Pick out the lines below that contain the string "DISTINCT" and copy them all.

○ ○ ○ ○

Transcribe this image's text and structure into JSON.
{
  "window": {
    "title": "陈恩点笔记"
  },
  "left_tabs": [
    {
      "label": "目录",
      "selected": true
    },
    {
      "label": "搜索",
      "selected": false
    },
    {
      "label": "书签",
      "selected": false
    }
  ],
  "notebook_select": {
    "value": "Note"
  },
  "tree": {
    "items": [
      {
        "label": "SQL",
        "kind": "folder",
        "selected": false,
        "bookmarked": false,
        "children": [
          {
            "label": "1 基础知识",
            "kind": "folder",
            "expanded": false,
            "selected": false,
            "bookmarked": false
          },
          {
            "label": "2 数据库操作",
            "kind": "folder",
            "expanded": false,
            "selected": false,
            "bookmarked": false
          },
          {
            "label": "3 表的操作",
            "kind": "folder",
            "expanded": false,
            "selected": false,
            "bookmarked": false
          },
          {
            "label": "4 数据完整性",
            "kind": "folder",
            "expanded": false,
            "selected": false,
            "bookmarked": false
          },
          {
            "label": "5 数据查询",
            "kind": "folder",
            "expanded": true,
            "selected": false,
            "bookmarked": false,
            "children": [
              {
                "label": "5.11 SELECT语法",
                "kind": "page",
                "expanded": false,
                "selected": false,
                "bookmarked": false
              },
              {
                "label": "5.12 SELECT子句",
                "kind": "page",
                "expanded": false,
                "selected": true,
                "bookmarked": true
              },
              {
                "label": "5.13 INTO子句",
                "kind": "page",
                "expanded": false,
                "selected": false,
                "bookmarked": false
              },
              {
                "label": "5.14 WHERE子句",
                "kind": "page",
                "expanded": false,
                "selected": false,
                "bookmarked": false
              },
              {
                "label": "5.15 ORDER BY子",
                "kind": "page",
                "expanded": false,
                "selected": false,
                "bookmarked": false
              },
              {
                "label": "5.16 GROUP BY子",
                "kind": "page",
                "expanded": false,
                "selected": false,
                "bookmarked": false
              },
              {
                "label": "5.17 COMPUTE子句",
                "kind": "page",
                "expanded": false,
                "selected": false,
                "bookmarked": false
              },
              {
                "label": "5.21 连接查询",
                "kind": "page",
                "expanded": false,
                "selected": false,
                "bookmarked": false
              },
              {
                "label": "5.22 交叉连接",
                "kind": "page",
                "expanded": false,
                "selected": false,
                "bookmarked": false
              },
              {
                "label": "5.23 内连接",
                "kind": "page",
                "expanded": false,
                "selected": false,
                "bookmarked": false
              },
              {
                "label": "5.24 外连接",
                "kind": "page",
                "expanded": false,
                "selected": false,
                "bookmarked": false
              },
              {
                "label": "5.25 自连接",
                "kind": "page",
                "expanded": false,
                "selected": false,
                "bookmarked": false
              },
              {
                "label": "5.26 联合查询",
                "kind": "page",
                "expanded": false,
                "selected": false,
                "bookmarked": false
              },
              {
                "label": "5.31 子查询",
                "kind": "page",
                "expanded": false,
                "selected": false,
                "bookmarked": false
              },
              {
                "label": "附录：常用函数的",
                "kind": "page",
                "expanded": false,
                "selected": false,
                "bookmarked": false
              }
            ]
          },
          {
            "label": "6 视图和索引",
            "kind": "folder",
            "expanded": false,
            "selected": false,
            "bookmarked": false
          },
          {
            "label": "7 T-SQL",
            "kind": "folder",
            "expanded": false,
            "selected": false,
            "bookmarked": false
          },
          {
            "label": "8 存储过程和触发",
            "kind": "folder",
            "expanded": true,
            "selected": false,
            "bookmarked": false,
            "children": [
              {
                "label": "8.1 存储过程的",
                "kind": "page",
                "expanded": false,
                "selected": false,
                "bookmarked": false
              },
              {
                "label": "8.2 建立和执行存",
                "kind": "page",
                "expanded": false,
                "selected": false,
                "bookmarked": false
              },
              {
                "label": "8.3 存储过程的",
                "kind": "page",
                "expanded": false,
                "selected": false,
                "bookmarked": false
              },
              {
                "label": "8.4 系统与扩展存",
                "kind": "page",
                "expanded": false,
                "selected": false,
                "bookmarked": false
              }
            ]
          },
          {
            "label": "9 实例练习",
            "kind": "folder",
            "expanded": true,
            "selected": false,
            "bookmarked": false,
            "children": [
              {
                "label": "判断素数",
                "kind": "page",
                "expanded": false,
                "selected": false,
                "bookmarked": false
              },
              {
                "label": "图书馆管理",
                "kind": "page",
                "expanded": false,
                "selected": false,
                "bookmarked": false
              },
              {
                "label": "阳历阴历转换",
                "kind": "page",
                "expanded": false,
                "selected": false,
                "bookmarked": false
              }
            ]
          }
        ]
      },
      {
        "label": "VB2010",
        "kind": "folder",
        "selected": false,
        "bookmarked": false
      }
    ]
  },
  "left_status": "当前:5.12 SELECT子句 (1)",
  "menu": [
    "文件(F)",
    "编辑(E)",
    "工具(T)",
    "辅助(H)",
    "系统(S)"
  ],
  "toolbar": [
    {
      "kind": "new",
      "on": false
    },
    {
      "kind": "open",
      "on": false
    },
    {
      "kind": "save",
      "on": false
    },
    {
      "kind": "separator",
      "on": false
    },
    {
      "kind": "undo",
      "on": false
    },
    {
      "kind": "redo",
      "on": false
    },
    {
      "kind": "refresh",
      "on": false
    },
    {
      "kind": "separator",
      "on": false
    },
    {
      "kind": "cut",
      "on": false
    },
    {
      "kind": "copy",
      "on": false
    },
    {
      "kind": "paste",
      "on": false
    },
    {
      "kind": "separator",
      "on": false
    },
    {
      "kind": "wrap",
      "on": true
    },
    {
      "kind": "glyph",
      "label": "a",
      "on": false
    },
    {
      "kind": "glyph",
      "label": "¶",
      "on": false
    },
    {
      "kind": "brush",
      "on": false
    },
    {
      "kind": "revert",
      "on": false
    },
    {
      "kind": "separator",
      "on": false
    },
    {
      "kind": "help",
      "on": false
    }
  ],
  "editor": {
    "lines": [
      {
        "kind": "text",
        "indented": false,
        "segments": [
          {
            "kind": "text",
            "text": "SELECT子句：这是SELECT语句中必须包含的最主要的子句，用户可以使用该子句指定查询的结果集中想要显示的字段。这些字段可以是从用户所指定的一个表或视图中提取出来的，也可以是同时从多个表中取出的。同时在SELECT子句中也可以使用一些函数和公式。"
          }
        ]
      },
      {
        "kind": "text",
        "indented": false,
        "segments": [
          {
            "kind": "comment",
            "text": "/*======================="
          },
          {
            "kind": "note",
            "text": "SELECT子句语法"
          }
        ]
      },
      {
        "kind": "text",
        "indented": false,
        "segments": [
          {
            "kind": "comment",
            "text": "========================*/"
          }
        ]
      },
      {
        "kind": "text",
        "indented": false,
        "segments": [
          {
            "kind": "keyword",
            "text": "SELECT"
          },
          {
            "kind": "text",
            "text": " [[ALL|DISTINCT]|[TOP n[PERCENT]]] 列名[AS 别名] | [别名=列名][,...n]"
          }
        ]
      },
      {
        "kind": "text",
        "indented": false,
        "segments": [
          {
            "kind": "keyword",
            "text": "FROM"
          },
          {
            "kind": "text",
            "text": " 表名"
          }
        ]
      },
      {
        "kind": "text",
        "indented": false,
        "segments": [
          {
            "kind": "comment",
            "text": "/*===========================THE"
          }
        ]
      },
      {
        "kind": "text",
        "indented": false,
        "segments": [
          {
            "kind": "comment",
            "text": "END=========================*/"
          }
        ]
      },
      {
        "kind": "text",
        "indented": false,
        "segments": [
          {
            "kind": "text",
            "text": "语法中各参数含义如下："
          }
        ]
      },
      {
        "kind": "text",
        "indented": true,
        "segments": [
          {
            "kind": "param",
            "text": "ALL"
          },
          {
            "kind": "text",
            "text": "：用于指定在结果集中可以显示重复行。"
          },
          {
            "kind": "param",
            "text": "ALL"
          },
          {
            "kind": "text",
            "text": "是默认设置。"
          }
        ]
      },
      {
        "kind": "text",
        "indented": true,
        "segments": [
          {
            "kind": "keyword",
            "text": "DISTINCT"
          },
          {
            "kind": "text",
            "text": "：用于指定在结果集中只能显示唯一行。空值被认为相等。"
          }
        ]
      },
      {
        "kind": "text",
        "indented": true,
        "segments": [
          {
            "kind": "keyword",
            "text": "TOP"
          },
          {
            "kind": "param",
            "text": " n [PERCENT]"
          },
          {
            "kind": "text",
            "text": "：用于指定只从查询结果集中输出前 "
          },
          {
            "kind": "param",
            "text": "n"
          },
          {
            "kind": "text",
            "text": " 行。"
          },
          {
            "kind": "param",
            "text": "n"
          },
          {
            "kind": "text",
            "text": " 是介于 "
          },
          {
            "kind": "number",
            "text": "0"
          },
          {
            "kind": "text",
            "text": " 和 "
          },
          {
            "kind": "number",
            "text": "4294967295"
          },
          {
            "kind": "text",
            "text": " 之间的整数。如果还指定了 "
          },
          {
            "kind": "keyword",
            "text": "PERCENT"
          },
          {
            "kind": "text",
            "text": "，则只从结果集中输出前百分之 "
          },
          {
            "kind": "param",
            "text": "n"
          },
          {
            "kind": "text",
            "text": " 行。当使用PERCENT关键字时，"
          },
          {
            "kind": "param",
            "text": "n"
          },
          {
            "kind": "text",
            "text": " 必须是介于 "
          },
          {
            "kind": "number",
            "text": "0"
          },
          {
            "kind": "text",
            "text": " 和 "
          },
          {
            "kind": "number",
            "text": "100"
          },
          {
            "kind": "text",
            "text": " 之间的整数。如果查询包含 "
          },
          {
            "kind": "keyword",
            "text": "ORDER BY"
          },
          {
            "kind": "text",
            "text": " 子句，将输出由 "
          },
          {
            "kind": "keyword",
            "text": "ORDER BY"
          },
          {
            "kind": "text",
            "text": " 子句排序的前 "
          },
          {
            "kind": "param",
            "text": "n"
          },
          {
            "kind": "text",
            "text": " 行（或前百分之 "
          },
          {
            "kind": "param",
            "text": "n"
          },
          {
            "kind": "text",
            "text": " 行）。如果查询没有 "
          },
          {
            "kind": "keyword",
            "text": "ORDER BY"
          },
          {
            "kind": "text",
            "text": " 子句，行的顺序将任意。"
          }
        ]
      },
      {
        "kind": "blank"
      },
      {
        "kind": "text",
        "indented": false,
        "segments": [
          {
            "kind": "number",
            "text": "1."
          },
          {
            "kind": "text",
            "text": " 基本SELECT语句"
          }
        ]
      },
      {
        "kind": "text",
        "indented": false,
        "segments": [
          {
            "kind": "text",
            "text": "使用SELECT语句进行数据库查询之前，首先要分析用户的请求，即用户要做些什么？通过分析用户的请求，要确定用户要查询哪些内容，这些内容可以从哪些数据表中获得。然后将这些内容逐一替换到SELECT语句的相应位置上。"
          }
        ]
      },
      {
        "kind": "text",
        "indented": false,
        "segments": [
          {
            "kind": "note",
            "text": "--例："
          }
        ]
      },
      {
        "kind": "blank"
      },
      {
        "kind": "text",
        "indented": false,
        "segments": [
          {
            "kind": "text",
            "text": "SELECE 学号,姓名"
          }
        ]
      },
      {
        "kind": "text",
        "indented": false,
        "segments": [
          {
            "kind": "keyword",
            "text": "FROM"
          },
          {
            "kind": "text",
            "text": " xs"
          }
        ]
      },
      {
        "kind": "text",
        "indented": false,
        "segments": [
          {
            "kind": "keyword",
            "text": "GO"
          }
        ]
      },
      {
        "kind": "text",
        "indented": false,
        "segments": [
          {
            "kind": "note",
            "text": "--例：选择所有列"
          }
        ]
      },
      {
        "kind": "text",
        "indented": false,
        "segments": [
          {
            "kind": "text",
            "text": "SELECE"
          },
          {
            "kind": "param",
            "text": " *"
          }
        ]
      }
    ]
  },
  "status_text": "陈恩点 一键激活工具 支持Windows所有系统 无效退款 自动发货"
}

○ ○ ○ ○

• The result:
            "text": " [[ALL|DISTINCT]|[TOP n[PERCENT]]] 列名[AS 别名] | [别名=列名][,...n]"
            "text": "DISTINCT"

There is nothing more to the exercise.